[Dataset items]
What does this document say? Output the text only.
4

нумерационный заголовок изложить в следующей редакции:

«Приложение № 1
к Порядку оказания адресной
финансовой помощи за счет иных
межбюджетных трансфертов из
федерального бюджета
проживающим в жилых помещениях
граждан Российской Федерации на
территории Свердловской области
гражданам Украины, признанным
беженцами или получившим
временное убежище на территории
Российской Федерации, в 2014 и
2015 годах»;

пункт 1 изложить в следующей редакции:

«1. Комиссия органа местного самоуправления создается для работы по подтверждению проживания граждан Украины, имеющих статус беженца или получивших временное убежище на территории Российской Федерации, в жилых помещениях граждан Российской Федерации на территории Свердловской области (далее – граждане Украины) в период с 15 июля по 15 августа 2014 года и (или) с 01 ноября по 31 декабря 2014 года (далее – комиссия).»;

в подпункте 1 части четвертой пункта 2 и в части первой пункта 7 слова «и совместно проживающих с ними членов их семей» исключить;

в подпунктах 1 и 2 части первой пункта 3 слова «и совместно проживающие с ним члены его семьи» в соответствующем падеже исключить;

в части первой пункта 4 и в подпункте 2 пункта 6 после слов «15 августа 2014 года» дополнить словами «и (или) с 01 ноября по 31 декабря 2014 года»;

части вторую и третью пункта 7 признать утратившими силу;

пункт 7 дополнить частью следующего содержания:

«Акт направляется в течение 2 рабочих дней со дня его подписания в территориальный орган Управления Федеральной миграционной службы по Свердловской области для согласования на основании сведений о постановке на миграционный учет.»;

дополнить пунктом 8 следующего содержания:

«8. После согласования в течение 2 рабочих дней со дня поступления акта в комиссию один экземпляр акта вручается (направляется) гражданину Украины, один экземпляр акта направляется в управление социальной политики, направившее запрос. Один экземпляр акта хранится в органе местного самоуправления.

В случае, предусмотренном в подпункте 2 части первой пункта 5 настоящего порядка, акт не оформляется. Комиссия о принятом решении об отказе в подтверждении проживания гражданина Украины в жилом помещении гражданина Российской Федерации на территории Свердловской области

Work to complete:
Find the lines that include the string "декабря", then copy each of them.

Exercise solution:
«1. Комиссия органа местного самоуправления создается для работы по подтверждению проживания граждан Украины, имеющих статус беженца или получивших временное убежище на территории Российской Федерации, в жилых помещениях граждан Российской Федерации на территории Свердловской области (далее – граждане Украины) в период с 15 июля по 15 августа 2014 года и (или) с 01 ноября по 31 декабря 2014 года (далее – комиссия).»;
в части первой пункта 4 и в подпункте 2 пункта 6 после слов «15 августа 2014 года» дополнить словами «и (или) с 01 ноября по 31 декабря 2014 года»;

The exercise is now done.